(Labeled region lists)
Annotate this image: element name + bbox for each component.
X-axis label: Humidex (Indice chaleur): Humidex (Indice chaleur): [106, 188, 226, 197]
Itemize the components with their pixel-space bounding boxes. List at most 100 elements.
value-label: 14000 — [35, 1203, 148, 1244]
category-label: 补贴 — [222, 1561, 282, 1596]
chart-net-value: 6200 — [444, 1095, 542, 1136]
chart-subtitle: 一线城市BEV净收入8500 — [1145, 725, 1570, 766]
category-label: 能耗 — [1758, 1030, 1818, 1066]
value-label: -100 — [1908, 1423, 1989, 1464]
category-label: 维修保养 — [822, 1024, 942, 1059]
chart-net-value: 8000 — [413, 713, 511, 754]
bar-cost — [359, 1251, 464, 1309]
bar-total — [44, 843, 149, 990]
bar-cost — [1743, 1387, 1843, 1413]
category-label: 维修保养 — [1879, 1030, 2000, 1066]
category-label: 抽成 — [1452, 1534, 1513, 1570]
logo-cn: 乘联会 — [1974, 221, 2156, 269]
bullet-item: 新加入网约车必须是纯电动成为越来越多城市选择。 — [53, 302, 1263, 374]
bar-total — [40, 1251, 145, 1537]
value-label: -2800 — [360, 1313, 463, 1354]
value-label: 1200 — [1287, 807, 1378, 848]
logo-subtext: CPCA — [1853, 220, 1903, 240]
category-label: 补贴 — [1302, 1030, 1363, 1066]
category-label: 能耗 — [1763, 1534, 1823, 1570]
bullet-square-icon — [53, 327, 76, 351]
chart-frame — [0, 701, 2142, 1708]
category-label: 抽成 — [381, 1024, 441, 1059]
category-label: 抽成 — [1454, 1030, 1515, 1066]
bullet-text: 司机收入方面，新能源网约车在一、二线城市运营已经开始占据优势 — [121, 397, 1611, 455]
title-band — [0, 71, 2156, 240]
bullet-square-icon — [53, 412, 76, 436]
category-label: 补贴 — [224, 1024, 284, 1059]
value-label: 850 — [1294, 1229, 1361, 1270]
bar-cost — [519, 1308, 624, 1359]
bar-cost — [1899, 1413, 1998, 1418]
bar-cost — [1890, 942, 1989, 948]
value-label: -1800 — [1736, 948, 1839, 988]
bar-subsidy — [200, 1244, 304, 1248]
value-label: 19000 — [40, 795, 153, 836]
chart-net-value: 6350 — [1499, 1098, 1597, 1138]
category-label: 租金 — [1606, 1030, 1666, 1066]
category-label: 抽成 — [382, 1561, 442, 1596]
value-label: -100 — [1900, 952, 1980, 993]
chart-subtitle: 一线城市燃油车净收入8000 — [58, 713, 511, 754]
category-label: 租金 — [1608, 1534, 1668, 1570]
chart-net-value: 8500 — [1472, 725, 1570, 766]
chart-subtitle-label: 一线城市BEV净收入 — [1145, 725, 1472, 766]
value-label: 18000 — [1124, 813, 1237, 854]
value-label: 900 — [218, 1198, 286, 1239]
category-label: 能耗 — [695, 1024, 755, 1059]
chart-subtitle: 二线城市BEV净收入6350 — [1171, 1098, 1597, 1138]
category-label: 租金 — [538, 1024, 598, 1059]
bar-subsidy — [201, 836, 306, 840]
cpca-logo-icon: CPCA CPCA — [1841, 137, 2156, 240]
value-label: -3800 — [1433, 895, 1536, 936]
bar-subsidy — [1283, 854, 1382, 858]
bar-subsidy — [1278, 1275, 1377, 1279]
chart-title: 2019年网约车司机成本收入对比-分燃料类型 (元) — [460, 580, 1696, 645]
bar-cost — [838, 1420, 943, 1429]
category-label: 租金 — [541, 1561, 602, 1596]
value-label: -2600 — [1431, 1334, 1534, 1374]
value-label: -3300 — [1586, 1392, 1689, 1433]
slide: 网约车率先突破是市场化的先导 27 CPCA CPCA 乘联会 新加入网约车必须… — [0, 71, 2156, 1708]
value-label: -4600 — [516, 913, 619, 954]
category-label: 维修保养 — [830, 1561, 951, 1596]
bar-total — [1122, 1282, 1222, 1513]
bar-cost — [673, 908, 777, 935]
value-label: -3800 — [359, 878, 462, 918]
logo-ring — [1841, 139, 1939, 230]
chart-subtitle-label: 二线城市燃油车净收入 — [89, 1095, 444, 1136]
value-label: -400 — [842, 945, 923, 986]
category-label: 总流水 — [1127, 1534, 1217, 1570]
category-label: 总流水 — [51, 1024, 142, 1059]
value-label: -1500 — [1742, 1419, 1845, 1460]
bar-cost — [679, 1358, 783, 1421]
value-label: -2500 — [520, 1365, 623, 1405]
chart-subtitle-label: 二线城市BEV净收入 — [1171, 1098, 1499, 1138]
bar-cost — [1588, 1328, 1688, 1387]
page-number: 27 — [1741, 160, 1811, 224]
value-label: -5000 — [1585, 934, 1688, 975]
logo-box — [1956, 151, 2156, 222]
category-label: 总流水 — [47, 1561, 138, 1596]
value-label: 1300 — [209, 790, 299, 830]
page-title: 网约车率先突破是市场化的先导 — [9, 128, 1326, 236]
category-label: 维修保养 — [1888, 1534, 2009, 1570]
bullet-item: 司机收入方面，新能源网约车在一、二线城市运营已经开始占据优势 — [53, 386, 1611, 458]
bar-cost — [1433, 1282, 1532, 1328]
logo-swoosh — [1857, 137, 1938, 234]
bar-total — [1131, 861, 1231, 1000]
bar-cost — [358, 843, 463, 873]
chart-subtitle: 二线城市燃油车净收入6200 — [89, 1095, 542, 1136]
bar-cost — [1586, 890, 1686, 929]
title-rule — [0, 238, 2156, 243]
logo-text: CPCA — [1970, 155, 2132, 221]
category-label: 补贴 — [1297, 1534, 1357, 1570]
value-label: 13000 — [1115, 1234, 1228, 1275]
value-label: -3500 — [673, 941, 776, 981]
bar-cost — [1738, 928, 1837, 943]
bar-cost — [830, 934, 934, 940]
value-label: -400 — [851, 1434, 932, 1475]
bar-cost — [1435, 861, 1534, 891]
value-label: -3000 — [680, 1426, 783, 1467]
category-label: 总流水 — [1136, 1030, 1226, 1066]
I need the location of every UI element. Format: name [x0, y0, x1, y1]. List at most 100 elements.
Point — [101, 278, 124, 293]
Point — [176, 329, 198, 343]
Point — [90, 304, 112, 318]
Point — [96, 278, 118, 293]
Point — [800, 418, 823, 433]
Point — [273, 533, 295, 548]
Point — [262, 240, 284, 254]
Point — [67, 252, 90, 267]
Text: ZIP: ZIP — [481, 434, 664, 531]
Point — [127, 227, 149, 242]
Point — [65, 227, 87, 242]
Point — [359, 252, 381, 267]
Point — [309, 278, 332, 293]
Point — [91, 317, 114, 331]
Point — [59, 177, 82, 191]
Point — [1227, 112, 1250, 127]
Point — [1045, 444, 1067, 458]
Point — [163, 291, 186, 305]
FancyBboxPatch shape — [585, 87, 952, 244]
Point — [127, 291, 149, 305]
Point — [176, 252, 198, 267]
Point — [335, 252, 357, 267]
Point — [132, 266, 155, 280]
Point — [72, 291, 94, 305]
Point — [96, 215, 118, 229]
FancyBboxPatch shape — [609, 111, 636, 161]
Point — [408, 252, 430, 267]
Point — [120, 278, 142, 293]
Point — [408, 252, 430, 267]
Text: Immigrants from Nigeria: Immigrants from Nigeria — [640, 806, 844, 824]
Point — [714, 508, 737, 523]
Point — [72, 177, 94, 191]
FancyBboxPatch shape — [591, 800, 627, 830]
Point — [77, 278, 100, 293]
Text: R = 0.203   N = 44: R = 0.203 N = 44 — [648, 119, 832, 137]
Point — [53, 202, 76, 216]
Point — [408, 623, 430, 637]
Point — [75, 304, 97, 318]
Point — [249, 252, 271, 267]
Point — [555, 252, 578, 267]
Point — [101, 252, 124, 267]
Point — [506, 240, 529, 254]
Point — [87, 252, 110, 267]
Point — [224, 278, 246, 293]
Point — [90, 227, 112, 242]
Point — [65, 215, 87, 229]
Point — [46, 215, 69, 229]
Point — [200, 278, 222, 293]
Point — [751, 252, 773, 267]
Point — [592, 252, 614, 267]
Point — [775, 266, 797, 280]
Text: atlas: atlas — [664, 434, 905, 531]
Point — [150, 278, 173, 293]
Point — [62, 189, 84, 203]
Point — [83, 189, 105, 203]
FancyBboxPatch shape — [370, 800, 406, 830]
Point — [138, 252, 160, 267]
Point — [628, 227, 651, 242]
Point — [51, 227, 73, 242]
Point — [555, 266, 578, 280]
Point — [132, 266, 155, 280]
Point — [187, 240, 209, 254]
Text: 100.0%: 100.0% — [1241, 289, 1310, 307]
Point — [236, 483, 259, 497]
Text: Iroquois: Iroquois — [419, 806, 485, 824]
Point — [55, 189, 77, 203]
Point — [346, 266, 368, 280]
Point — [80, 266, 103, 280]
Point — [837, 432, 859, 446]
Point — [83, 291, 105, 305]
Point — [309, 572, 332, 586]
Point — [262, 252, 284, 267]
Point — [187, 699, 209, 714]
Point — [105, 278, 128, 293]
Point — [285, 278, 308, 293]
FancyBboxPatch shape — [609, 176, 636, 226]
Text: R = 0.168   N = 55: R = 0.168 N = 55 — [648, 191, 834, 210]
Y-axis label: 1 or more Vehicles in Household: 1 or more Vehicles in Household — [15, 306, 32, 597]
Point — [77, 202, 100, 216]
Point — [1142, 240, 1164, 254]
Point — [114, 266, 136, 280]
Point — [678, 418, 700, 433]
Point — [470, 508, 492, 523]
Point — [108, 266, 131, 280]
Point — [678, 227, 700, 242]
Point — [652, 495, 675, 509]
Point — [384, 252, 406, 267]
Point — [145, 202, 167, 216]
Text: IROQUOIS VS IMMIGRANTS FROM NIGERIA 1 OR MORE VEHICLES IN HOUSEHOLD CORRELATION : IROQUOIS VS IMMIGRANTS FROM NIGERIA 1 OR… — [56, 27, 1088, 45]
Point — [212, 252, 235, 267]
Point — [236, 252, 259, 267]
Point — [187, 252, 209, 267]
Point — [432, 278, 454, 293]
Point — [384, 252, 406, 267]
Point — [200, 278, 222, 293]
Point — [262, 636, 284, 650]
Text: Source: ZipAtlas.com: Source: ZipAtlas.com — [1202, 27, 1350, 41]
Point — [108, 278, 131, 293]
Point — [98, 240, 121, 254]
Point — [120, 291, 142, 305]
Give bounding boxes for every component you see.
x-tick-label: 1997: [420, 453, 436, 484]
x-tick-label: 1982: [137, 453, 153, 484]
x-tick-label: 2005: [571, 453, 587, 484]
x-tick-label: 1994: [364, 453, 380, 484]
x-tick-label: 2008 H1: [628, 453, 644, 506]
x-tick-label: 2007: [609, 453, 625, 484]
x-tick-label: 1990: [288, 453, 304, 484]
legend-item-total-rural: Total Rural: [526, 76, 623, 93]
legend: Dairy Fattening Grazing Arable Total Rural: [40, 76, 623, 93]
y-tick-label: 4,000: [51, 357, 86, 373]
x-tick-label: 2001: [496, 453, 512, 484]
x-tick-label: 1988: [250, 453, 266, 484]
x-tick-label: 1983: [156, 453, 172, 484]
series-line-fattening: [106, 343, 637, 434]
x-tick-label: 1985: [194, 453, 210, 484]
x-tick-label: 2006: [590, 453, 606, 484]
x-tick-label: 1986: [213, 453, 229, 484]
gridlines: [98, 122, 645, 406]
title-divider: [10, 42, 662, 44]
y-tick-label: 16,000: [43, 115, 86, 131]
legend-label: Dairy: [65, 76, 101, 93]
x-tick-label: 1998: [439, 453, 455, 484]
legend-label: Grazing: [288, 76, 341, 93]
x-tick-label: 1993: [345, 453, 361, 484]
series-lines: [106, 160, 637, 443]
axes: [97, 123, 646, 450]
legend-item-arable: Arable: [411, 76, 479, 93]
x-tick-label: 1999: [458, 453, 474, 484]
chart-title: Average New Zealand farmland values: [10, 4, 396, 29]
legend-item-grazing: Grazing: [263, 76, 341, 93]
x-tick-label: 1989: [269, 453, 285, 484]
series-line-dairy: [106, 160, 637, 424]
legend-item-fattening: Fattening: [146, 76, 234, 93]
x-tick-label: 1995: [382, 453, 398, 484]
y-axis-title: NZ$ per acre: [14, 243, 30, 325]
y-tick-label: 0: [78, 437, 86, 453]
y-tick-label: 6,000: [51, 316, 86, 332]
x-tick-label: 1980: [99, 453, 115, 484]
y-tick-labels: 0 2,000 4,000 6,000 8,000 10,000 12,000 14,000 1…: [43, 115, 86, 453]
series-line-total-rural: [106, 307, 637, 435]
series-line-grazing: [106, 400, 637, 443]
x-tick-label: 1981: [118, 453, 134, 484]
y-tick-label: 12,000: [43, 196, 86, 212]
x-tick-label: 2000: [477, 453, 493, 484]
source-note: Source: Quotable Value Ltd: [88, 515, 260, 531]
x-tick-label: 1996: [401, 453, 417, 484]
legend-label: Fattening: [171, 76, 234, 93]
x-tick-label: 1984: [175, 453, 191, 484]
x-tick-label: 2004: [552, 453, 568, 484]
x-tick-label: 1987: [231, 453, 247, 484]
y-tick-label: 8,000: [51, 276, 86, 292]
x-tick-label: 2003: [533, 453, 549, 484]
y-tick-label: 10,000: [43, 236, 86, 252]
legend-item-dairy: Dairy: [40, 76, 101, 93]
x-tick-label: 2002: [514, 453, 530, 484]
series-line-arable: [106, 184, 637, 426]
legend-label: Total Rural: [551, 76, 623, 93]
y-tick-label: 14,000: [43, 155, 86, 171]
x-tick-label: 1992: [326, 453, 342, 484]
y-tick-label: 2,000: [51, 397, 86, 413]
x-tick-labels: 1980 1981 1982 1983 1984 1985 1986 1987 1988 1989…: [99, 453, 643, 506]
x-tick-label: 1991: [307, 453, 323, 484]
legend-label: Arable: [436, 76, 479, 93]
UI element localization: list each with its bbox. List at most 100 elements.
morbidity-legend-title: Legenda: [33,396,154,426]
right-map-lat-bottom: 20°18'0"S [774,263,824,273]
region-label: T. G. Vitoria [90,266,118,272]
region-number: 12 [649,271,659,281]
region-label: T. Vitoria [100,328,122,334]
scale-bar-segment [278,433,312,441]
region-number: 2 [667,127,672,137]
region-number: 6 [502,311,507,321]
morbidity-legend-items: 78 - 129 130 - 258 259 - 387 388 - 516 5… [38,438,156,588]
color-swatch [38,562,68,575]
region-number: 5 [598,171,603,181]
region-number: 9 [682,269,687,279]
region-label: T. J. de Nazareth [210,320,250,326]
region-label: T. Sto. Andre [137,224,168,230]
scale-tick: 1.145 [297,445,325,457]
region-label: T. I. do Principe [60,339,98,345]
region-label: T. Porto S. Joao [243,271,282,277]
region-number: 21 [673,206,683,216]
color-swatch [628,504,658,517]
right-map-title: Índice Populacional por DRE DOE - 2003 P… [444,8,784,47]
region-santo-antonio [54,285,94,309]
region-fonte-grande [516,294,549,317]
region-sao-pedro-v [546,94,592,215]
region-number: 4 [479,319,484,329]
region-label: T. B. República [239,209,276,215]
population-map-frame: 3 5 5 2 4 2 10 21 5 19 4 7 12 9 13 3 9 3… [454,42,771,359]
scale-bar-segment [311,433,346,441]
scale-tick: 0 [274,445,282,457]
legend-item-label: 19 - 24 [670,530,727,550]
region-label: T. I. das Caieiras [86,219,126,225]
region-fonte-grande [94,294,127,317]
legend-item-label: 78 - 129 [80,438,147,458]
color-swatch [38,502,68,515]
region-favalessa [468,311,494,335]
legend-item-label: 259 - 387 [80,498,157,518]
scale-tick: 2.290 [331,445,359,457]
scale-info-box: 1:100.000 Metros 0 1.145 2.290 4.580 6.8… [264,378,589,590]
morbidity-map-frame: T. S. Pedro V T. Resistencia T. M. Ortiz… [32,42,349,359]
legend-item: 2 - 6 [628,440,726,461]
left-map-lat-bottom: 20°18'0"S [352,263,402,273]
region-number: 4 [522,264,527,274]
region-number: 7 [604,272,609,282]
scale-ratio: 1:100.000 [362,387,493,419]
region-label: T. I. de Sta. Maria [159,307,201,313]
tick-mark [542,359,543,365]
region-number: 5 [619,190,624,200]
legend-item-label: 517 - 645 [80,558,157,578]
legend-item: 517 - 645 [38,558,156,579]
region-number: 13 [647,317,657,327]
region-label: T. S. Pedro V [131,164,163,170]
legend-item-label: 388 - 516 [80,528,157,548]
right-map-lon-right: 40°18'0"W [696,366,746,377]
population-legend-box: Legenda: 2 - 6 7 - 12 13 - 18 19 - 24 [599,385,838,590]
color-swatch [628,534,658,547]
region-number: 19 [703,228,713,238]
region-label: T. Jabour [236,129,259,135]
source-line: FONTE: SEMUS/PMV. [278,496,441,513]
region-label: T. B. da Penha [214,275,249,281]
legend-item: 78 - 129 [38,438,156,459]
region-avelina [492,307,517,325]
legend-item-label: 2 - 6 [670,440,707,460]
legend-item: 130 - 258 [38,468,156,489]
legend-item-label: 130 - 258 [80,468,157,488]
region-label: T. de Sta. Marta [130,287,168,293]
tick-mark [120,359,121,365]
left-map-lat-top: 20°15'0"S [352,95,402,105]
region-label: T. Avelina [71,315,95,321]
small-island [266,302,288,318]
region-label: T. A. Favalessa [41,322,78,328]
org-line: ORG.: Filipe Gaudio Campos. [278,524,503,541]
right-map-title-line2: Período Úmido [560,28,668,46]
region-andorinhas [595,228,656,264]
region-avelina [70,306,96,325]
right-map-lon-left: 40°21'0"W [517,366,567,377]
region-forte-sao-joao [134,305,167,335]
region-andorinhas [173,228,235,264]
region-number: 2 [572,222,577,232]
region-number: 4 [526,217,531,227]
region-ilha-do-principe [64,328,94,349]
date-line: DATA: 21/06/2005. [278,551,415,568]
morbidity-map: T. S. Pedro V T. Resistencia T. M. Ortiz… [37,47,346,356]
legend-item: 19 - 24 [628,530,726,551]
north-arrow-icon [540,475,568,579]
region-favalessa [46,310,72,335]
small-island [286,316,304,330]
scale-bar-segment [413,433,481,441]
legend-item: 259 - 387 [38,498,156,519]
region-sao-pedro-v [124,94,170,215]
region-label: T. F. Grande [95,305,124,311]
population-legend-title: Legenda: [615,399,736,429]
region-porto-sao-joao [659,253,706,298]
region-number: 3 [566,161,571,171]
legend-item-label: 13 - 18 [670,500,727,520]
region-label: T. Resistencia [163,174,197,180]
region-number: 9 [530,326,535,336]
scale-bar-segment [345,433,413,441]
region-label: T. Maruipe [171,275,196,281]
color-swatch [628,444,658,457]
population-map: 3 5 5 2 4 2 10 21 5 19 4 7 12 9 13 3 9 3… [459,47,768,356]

• **The problem**:
Copy the rows above word for word, from the first one through the line that contains "category-label: 维修保养 — [822, 1024, 942, 1059]".

• **Expected output**:
Annotate this image: element name + bbox for each component.
X-axis label: Humidex (Indice chaleur): Humidex (Indice chaleur): [106, 188, 226, 197]
Itemize the components with their pixel-space bounding boxes. List at most 100 elements.
value-label: 14000 — [35, 1203, 148, 1244]
category-label: 补贴 — [222, 1561, 282, 1596]
chart-net-value: 6200 — [444, 1095, 542, 1136]
chart-subtitle: 一线城市BEV净收入8500 — [1145, 725, 1570, 766]
category-label: 能耗 — [1758, 1030, 1818, 1066]
value-label: -100 — [1908, 1423, 1989, 1464]
category-label: 维修保养 — [822, 1024, 942, 1059]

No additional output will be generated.